• PROBLEM DESCRIPTION
Check each line of the data for "Predicted" and select those that have it.

• DATA ENTRIES
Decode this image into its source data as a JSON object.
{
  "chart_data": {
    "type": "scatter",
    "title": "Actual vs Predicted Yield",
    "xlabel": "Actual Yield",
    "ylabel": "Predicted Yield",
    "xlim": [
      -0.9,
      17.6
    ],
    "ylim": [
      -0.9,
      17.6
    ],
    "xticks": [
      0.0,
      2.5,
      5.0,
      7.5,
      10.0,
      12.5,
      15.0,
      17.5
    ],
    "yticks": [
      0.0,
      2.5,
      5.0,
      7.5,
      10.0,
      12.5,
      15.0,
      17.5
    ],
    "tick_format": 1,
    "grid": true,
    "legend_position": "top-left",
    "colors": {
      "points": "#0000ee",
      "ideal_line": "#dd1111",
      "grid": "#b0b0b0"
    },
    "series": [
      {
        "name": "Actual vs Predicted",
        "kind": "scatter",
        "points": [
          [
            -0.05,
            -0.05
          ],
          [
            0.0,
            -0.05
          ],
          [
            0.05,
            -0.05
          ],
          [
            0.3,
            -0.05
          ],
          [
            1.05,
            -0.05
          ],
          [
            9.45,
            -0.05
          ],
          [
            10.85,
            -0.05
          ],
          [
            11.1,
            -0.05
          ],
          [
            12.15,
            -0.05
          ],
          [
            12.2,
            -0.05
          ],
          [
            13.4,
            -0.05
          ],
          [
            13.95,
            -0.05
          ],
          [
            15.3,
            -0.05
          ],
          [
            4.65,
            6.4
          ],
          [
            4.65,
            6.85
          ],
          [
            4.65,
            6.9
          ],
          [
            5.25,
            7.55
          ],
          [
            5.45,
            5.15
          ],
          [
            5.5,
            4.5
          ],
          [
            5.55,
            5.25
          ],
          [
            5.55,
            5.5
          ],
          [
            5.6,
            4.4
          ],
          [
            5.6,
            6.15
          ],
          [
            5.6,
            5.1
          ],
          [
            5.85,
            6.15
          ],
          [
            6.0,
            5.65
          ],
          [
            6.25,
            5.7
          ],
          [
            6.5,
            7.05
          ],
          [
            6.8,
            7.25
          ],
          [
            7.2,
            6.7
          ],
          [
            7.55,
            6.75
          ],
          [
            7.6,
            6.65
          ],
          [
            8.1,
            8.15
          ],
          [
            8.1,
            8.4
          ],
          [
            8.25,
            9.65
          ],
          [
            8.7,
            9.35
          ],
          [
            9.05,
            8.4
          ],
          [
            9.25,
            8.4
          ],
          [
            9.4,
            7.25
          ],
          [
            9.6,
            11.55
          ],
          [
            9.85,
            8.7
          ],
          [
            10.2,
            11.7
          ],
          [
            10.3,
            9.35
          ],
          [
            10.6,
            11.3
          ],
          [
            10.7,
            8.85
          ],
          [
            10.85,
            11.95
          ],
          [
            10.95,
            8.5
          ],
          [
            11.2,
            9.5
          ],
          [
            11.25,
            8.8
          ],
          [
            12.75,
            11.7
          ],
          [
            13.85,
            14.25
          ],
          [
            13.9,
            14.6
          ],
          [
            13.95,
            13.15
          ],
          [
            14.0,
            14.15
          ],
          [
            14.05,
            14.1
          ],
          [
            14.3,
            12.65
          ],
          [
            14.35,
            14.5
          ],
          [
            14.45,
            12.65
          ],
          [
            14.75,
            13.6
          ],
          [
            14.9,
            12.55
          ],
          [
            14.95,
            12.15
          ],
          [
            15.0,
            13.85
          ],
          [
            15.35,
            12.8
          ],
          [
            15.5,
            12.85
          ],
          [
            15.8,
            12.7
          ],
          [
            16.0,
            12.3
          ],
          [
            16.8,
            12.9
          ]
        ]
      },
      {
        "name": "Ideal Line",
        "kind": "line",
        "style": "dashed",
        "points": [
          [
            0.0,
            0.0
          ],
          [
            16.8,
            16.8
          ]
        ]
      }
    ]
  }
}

• RESULT
    "title": "Actual vs Predicted Yield",
    "ylabel": "Predicted Yield",
        "name": "Actual vs Predicted",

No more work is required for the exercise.